TASK PROMPT:
Scan the data below for the string "中共党员". Copy every line where it appears.

PROVIDED DATA:
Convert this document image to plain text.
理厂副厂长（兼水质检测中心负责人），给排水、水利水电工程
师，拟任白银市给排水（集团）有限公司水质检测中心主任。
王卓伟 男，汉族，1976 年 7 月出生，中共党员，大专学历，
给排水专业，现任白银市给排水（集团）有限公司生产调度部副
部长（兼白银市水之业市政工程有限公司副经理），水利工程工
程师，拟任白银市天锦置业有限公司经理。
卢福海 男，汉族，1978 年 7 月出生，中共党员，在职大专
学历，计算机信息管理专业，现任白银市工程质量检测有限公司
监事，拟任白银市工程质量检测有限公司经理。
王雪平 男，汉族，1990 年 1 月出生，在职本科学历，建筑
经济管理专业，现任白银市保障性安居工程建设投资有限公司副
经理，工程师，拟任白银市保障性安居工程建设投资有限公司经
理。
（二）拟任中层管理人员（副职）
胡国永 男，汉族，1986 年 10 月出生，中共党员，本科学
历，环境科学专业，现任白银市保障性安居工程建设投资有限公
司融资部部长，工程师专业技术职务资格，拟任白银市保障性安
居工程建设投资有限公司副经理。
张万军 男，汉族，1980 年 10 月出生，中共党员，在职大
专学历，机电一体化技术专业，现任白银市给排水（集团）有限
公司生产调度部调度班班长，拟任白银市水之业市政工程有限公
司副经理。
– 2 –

...

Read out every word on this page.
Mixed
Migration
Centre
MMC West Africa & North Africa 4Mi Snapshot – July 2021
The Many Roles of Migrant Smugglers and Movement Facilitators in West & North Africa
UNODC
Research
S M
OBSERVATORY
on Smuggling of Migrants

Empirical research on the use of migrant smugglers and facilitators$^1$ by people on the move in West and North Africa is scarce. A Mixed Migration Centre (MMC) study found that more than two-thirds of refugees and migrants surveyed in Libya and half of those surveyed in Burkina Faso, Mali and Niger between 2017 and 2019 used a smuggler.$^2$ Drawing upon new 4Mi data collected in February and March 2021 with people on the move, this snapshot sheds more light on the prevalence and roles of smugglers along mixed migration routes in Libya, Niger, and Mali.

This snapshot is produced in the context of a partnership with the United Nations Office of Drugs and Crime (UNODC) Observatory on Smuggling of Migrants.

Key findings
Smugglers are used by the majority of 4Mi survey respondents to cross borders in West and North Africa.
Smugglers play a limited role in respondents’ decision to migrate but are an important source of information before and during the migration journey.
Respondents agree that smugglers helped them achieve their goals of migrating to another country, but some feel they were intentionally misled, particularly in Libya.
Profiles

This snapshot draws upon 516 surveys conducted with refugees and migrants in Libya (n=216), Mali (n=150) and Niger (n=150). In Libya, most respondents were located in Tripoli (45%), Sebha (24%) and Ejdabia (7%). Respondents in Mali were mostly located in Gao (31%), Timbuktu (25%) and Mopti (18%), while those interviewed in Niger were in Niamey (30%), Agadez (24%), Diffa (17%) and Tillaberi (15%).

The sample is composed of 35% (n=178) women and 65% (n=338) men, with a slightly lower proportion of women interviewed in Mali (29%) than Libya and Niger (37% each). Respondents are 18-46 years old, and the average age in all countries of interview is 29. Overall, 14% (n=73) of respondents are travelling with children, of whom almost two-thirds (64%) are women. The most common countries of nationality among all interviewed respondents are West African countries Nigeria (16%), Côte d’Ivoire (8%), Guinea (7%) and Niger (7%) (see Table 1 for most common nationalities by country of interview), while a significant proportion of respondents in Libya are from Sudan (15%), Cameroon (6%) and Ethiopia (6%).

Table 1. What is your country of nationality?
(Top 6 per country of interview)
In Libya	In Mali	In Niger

==

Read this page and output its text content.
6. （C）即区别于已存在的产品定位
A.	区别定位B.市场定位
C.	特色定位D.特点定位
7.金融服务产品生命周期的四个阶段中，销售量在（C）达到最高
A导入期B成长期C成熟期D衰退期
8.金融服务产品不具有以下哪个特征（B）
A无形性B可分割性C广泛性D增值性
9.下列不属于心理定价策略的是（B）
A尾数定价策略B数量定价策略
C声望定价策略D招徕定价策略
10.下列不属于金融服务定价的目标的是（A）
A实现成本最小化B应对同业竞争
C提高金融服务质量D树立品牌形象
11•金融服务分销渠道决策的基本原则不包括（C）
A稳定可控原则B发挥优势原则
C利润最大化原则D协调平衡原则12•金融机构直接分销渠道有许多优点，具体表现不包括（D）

EXERCISE RESPONSE:
王卓伟 男，汉族，1976 年 7 月出生，中共党员，大专学历，
卢福海 男，汉族，1978 年 7 月出生，中共党员，在职大专
胡国永 男，汉族，1986 年 10 月出生，中共党员，本科学
张万军 男，汉族，1980 年 10 月出生，中共党员，在职大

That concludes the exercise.